Given request —
Copy the rows below, replacing every occurrence of "x-tick-label" with "x-axis-label" and leaving everything else unchanged.

Data excerpts —
** begin **

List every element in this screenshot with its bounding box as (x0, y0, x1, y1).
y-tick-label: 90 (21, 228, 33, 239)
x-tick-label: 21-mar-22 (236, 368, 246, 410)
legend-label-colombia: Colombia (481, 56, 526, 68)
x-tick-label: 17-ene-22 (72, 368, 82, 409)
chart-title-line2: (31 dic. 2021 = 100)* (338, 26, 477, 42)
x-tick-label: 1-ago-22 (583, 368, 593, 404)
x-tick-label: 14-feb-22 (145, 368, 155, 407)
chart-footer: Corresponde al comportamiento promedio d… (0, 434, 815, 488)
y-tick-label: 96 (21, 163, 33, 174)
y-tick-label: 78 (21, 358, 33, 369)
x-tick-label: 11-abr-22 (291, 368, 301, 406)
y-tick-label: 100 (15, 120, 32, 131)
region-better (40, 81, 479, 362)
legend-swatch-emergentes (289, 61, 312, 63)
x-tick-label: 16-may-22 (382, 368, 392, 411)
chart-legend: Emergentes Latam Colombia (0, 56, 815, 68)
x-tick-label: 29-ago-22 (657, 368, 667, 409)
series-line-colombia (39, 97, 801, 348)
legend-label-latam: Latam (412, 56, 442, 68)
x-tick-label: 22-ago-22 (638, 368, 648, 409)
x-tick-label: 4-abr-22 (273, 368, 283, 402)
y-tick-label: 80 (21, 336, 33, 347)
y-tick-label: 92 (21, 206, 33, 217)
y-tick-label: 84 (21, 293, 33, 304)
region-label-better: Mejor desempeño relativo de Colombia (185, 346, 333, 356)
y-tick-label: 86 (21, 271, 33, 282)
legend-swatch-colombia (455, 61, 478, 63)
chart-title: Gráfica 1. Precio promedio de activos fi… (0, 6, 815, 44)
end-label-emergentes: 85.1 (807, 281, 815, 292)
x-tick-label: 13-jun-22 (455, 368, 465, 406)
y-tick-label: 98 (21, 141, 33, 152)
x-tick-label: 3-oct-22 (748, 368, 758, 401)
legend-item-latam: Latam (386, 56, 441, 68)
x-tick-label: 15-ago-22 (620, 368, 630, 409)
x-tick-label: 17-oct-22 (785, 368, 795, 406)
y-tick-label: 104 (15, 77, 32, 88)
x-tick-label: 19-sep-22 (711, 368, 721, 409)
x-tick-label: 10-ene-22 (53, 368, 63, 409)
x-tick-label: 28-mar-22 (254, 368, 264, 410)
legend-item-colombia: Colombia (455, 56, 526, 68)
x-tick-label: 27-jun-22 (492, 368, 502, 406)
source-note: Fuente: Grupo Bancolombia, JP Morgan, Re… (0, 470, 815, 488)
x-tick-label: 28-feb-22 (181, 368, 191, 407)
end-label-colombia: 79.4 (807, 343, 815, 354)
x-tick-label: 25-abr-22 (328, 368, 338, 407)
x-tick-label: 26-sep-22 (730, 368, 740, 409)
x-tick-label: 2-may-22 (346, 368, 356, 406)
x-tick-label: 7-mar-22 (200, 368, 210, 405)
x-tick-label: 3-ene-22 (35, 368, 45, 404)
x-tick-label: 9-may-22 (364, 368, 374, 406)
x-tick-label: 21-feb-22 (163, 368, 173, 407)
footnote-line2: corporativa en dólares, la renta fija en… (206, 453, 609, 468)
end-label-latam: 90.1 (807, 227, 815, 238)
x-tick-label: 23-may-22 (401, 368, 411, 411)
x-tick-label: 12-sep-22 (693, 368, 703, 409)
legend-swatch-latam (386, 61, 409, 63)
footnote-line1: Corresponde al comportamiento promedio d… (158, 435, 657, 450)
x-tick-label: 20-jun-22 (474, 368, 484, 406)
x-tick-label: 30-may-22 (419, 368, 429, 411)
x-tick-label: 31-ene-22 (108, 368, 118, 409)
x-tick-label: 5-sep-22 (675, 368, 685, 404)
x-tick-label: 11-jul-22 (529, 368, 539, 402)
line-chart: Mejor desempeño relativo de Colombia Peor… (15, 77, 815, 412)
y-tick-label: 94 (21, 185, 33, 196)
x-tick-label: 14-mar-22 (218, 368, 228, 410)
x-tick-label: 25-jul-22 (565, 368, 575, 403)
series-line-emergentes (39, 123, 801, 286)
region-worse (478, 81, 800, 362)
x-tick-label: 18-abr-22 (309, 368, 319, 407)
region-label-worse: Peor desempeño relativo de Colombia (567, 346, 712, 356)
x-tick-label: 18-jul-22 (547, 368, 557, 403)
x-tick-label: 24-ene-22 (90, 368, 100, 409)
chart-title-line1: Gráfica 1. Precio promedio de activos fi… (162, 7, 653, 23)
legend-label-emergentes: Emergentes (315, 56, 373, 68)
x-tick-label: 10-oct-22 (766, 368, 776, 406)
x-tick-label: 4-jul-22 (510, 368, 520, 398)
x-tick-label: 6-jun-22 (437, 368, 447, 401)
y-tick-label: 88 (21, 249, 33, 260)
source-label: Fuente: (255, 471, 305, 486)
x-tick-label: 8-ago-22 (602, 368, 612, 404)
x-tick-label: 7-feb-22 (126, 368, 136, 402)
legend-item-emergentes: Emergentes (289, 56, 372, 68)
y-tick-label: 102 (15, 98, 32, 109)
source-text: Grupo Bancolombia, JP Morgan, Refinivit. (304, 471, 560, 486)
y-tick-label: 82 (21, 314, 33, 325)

** end **

Worked solution —
List every element in this screenshot with its bounding box as (x0, y0, x1, y1).
y-tick-label: 90 (21, 228, 33, 239)
x-axis-label: 21-mar-22 (236, 368, 246, 410)
legend-label-colombia: Colombia (481, 56, 526, 68)
x-axis-label: 17-ene-22 (72, 368, 82, 409)
chart-title-line2: (31 dic. 2021 = 100)* (338, 26, 477, 42)
x-axis-label: 1-ago-22 (583, 368, 593, 404)
x-axis-label: 14-feb-22 (145, 368, 155, 407)
chart-footer: Corresponde al comportamiento promedio d… (0, 434, 815, 488)
y-tick-label: 96 (21, 163, 33, 174)
y-tick-label: 78 (21, 358, 33, 369)
x-axis-label: 11-abr-22 (291, 368, 301, 406)
y-tick-label: 100 (15, 120, 32, 131)
region-better (40, 81, 479, 362)
legend-swatch-emergentes (289, 61, 312, 63)
x-axis-label: 16-may-22 (382, 368, 392, 411)
chart-legend: Emergentes Latam Colombia (0, 56, 815, 68)
x-axis-label: 29-ago-22 (657, 368, 667, 409)
series-line-colombia (39, 97, 801, 348)
legend-label-latam: Latam (412, 56, 442, 68)
x-axis-label: 22-ago-22 (638, 368, 648, 409)
x-axis-label: 4-abr-22 (273, 368, 283, 402)
y-tick-label: 80 (21, 336, 33, 347)
y-tick-label: 92 (21, 206, 33, 217)
y-tick-label: 84 (21, 293, 33, 304)
region-label-better: Mejor desempeño relativo de Colombia (185, 346, 333, 356)
y-tick-label: 86 (21, 271, 33, 282)
legend-swatch-colombia (455, 61, 478, 63)
chart-title: Gráfica 1. Precio promedio de activos fi… (0, 6, 815, 44)
end-label-emergentes: 85.1 (807, 281, 815, 292)
x-axis-label: 13-jun-22 (455, 368, 465, 406)
y-tick-label: 98 (21, 141, 33, 152)
x-axis-label: 3-oct-22 (748, 368, 758, 401)
legend-item-latam: Latam (386, 56, 441, 68)
x-axis-label: 15-ago-22 (620, 368, 630, 409)
x-axis-label: 17-oct-22 (785, 368, 795, 406)
y-tick-label: 104 (15, 77, 32, 88)
x-axis-label: 19-sep-22 (711, 368, 721, 409)
x-axis-label: 10-ene-22 (53, 368, 63, 409)
x-axis-label: 28-mar-22 (254, 368, 264, 410)
legend-item-colombia: Colombia (455, 56, 526, 68)
x-axis-label: 27-jun-22 (492, 368, 502, 406)
source-note: Fuente: Grupo Bancolombia, JP Morgan, Re… (0, 470, 815, 488)
x-axis-label: 28-feb-22 (181, 368, 191, 407)
end-label-colombia: 79.4 (807, 343, 815, 354)
x-axis-label: 25-abr-22 (328, 368, 338, 407)
x-axis-label: 26-sep-22 (730, 368, 740, 409)
x-axis-label: 2-may-22 (346, 368, 356, 406)
x-axis-label: 7-mar-22 (200, 368, 210, 405)
x-axis-label: 3-ene-22 (35, 368, 45, 404)
x-axis-label: 9-may-22 (364, 368, 374, 406)
x-axis-label: 21-feb-22 (163, 368, 173, 407)
footnote-line2: corporativa en dólares, la renta fija en… (206, 453, 609, 468)
end-label-latam: 90.1 (807, 227, 815, 238)
x-axis-label: 23-may-22 (401, 368, 411, 411)
x-axis-label: 12-sep-22 (693, 368, 703, 409)
legend-swatch-latam (386, 61, 409, 63)
footnote-line1: Corresponde al comportamiento promedio d… (158, 435, 657, 450)
x-axis-label: 20-jun-22 (474, 368, 484, 406)
x-axis-label: 30-may-22 (419, 368, 429, 411)
x-axis-label: 31-ene-22 (108, 368, 118, 409)
x-axis-label: 5-sep-22 (675, 368, 685, 404)
x-axis-label: 11-jul-22 (529, 368, 539, 402)
line-chart: Mejor desempeño relativo de Colombia Peor… (15, 77, 815, 412)
y-tick-label: 94 (21, 185, 33, 196)
x-axis-label: 14-mar-22 (218, 368, 228, 410)
x-axis-label: 25-jul-22 (565, 368, 575, 403)
series-line-emergentes (39, 123, 801, 286)
region-worse (478, 81, 800, 362)
x-axis-label: 18-abr-22 (309, 368, 319, 407)
region-label-worse: Peor desempeño relativo de Colombia (567, 346, 712, 356)
x-axis-label: 18-jul-22 (547, 368, 557, 403)
x-axis-label: 24-ene-22 (90, 368, 100, 409)
chart-title-line1: Gráfica 1. Precio promedio de activos fi… (162, 7, 653, 23)
legend-label-emergentes: Emergentes (315, 56, 373, 68)
x-axis-label: 10-oct-22 (766, 368, 776, 406)
x-axis-label: 4-jul-22 (510, 368, 520, 398)
x-axis-label: 6-jun-22 (437, 368, 447, 401)
y-tick-label: 88 (21, 249, 33, 260)
source-label: Fuente: (255, 471, 305, 486)
x-axis-label: 8-ago-22 (602, 368, 612, 404)
x-axis-label: 7-feb-22 (126, 368, 136, 402)
legend-item-emergentes: Emergentes (289, 56, 372, 68)
y-tick-label: 102 (15, 98, 32, 109)
source-text: Grupo Bancolombia, JP Morgan, Refinivit. (304, 471, 560, 486)
y-tick-label: 82 (21, 314, 33, 325)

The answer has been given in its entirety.